## STORED DATA:
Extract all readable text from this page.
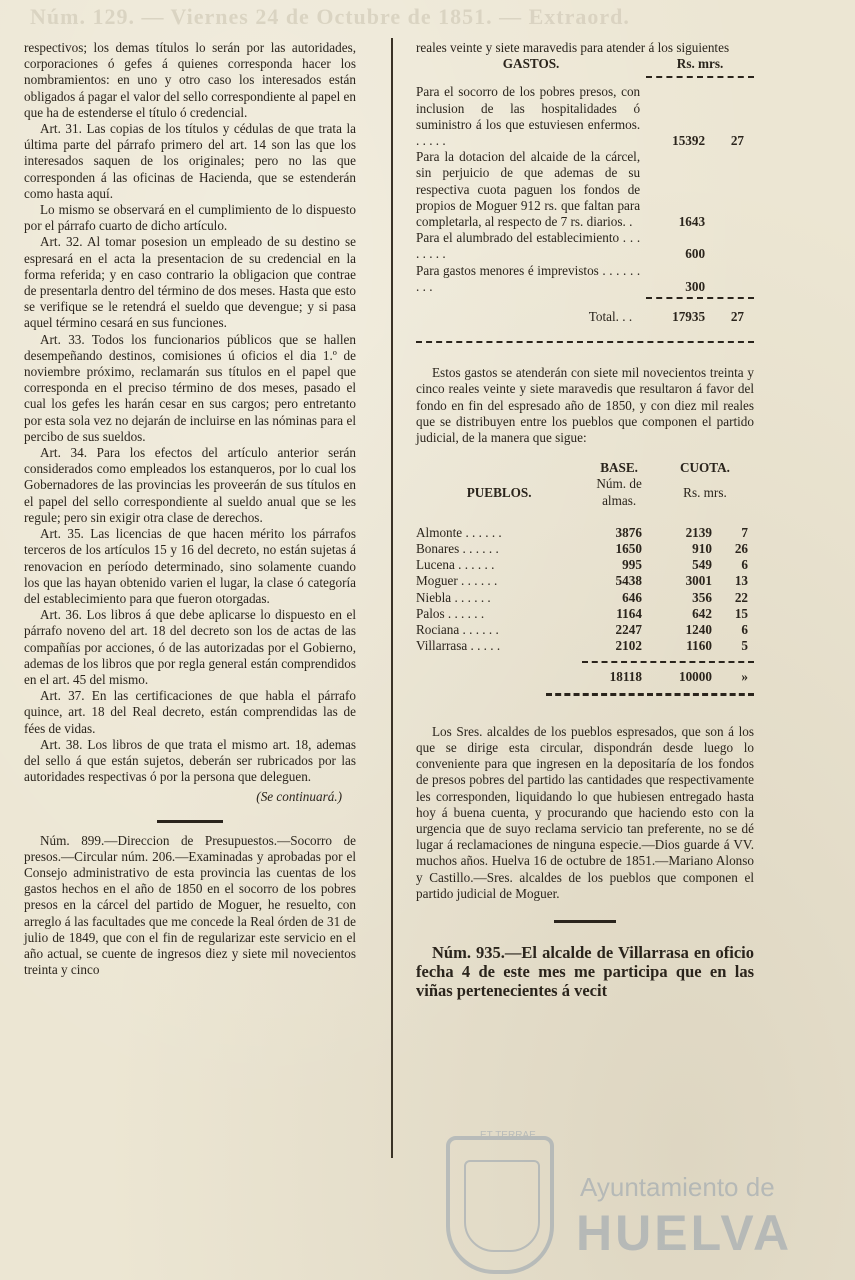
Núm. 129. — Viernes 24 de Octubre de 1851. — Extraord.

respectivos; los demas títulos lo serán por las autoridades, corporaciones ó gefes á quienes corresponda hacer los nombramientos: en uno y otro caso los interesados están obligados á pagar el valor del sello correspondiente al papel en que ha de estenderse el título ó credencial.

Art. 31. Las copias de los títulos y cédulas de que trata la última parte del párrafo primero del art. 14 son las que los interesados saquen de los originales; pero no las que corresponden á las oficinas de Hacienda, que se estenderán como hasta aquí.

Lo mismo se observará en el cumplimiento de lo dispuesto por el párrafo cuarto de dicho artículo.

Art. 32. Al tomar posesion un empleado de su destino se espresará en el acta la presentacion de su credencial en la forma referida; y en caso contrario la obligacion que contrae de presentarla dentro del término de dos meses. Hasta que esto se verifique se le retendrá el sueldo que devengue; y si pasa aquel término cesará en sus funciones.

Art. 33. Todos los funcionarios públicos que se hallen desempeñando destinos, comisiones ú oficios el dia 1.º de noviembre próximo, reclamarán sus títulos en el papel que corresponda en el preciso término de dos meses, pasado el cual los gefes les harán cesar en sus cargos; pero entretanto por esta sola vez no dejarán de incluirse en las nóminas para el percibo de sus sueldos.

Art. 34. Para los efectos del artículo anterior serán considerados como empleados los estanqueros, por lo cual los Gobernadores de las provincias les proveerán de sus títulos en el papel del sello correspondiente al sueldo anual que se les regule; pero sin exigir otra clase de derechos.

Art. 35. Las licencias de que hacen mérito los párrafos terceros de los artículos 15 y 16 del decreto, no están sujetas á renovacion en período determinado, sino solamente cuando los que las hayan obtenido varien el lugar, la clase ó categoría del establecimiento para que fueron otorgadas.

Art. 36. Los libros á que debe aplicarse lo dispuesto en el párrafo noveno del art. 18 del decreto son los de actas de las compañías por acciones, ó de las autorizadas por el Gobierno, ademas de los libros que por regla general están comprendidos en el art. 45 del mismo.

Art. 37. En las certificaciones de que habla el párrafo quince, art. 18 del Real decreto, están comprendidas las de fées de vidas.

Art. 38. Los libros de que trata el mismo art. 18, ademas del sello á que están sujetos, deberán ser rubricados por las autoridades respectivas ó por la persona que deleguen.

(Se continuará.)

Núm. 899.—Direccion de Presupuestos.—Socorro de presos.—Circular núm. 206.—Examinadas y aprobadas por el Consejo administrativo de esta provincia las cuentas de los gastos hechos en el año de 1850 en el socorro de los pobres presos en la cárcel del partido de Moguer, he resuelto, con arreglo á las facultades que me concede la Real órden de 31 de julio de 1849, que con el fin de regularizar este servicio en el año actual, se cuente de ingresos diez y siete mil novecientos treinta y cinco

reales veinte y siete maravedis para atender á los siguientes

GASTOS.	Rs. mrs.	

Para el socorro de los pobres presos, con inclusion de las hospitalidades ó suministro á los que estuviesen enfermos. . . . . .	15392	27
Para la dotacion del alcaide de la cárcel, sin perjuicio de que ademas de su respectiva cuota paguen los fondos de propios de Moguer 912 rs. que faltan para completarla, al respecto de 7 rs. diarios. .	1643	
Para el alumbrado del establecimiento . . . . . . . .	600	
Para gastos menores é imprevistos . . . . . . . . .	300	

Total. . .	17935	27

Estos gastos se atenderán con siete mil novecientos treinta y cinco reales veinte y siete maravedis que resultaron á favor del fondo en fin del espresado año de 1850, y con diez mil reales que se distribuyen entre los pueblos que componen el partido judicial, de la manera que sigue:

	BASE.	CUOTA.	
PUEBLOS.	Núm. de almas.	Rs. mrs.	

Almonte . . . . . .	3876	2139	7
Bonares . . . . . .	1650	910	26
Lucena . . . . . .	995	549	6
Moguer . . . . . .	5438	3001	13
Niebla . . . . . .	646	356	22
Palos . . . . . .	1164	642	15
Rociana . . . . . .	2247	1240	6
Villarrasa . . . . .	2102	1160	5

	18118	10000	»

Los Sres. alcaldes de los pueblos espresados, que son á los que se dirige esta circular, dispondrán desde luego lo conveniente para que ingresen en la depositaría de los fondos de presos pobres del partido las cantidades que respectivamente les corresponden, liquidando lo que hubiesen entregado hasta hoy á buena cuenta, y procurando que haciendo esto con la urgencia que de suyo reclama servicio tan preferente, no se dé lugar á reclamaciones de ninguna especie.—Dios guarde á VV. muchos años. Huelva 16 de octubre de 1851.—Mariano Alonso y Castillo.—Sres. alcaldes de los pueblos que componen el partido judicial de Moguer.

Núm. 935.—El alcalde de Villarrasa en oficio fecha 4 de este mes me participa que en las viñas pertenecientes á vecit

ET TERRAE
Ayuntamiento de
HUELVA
...
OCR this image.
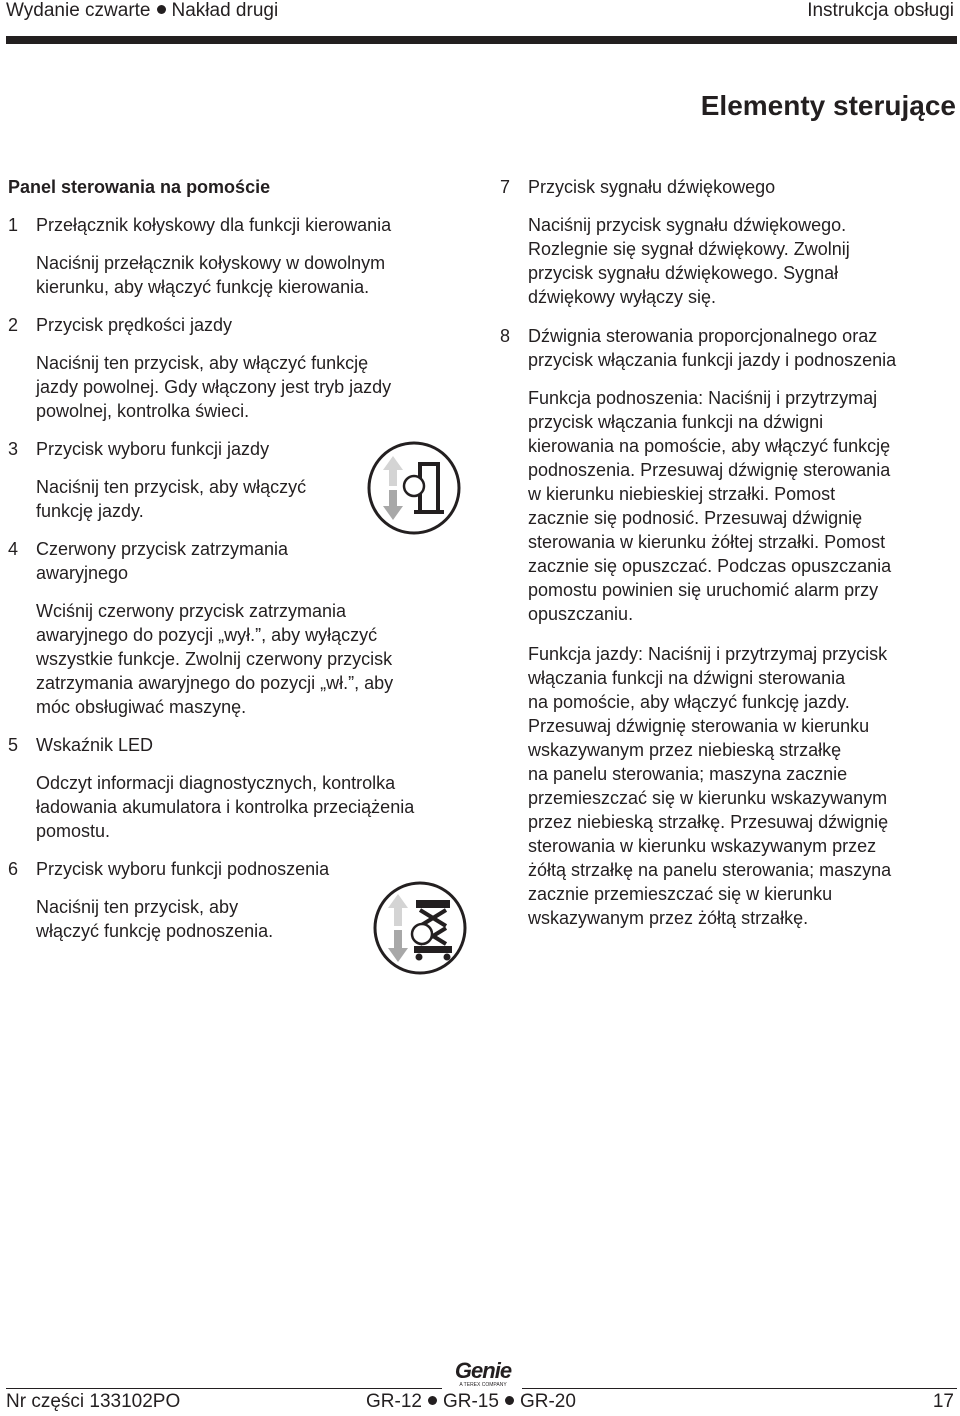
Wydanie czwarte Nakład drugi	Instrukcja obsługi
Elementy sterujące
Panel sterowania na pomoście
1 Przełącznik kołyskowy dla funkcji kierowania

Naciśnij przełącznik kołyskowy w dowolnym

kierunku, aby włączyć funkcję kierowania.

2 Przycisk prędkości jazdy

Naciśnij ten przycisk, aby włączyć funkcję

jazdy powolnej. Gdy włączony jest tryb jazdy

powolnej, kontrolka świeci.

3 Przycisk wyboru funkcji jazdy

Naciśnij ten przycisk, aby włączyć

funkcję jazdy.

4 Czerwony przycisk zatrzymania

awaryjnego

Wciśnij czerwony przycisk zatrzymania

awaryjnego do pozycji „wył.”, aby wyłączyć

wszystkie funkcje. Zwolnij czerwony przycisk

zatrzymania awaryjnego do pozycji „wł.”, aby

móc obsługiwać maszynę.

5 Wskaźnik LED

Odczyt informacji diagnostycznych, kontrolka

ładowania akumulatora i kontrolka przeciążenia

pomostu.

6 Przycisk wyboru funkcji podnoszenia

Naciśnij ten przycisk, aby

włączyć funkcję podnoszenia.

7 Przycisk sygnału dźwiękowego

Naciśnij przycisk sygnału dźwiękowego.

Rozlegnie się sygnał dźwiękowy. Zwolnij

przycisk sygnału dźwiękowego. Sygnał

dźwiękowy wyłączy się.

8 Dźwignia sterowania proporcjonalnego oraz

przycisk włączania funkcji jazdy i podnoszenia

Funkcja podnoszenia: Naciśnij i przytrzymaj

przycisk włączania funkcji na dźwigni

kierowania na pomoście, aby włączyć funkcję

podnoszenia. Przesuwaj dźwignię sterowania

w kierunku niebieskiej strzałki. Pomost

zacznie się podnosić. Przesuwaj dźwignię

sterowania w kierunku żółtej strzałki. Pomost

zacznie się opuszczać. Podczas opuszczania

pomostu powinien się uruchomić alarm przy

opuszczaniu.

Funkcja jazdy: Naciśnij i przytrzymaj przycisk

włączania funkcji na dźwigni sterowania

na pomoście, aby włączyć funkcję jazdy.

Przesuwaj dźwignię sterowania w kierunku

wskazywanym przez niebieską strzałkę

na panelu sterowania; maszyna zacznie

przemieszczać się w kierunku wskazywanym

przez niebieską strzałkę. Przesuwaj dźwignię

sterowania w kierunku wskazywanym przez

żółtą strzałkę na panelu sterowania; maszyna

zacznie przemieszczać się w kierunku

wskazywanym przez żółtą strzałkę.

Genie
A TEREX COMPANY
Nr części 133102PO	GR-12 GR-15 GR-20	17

## YOUR TASK:
Note how many lines in the listing above hold the string "przemieszczać", then give only that figure.

## WORKED ANSWER:
2